• _WORK TO BE COMPLETED_
Output the records. Match them exactly.

Collected data entries
========

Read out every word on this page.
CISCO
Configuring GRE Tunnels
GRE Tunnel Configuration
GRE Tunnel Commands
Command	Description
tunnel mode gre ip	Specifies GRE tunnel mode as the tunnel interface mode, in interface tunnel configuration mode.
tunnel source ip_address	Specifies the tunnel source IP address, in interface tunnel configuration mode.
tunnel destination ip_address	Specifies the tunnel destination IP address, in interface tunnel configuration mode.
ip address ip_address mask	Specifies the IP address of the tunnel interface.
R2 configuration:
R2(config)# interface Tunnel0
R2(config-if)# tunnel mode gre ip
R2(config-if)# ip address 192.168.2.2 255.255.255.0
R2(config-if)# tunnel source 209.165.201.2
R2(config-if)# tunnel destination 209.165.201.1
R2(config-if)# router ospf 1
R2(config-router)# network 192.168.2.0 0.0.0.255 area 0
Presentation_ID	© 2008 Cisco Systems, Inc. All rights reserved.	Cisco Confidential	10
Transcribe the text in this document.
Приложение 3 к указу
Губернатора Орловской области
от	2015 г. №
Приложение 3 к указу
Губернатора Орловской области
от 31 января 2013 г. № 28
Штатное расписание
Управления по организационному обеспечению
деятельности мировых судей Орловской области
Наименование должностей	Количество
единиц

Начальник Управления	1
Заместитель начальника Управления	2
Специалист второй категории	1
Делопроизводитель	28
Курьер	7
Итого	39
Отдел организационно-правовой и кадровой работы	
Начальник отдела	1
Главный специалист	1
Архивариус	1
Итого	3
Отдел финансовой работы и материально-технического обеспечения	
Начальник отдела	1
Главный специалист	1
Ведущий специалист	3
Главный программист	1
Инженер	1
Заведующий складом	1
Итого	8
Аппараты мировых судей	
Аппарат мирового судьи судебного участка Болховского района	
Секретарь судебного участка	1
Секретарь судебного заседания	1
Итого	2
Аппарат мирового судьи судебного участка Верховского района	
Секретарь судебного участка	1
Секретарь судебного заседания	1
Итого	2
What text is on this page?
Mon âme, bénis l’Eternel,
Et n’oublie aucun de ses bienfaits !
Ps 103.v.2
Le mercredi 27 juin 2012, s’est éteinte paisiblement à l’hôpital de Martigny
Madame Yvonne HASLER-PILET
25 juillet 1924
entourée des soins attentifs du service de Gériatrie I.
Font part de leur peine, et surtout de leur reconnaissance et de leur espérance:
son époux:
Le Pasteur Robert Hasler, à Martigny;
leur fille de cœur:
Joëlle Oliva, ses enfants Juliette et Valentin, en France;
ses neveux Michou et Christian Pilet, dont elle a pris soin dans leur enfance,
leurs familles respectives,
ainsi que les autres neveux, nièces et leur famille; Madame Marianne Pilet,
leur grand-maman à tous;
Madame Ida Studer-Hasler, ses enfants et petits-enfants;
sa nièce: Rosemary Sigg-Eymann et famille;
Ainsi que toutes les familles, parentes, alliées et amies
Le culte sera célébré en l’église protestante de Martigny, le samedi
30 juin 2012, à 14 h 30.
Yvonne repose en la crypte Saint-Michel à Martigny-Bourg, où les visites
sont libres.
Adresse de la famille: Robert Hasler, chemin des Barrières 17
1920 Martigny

========

• _RESPONSE TO THIS TASK_
Read out every word on this page.
CISCO
Configuring GRE Tunnels
GRE Tunnel Configuration
GRE Tunnel Commands
Command	Description
tunnel mode gre ip	Specifies GRE tunnel mode as the tunnel interface mode, in interface tunnel configuration mode.
tunnel source ip_address	Specifies the tunnel source IP address, in interface tunnel configuration mode.
tunnel destination ip_address	Specifies the tunnel destination IP address, in interface tunnel configuration mode.
ip address ip_address mask	Specifies the IP address of the tunnel interface.
R2 configuration:
R2(config)# interface Tunnel0
R2(config-if)# tunnel mode gre ip
R2(config-if)# ip address 192.168.2.2 255.255.255.0
R2(config-if)# tunnel source 209.165.201.2
R2(config-if)# tunnel destination 209.165.201.1
R2(config-if)# router ospf 1
R2(config-router)# network 192.168.2.0 0.0.0.255 area 0
Presentation_ID	© 2008 Cisco Systems, Inc. All rights reserved.	Cisco Confidential	10
Transcribe the text in this document.
Приложение 3 к указу
Губернатора Орловской области
от	2015 г. №
Приложение 3 к указу
Губернатора Орловской области
от 31 января 2013 г. № 28
Штатное расписание
Управления по организационному обеспечению
деятельности мировых судей Орловской области
Наименование должностей	Количество
единиц

Начальник Управления	1
Заместитель начальника Управления	2
Специалист второй категории	1
Делопроизводитель	28
Курьер	7
Итого	39
Отдел организационно-правовой и кадровой работы	
Начальник отдела	1
Главный специалист	1
Архивариус	1
Итого	3
Отдел финансовой работы и материально-технического обеспечения	
Начальник отдела	1
Главный специалист	1
Ведущий специалист	3
Главный программист	1
Инженер	1
Заведующий складом	1
Итого	8
Аппараты мировых судей	
Аппарат мирового судьи судебного участка Болховского района	
Секретарь судебного участка	1
Секретарь судебного заседания	1
Итого	2
Аппарат мирового судьи судебного участка Верховского района	
Секретарь судебного участка	1
Секретарь судебного заседания	1
Итого	2
What text is on this page?
Mon âme, bénis l’Eternel,
Et n’oublie aucun de ses bienfaits !
Ps 103.v.2
Le mercredi 27 juin 2012, s’est éteinte paisiblement à l’hôpital de Martigny
Madame Yvonne HASLER-PILET
25 juillet 1924
entourée des soins attentifs du service de Gériatrie I.
Font part de leur peine, et surtout de leur reconnaissance et de leur espérance:
son époux:
Le Pasteur Robert Hasler, à Martigny;
leur fille de cœur:
Joëlle Oliva, ses enfants Juliette et Valentin, en France;
ses neveux Michou et Christian Pilet, dont elle a pris soin dans leur enfance,
leurs familles respectives,
ainsi que les autres neveux, nièces et leur famille; Madame Marianne Pilet,
leur grand-maman à tous;
Madame Ida Studer-Hasler, ses enfants et petits-enfants;
sa nièce: Rosemary Sigg-Eymann et famille;
Ainsi que toutes les familles, parentes, alliées et amies
Le culte sera célébré en l’église protestante de Martigny, le samedi
30 juin 2012, à 14 h 30.
Yvonne repose en la crypte Saint-Michel à Martigny-Bourg, où les visites
sont libres.
Adresse de la famille: Robert Hasler, chemin des Barrières 17
1920 Martigny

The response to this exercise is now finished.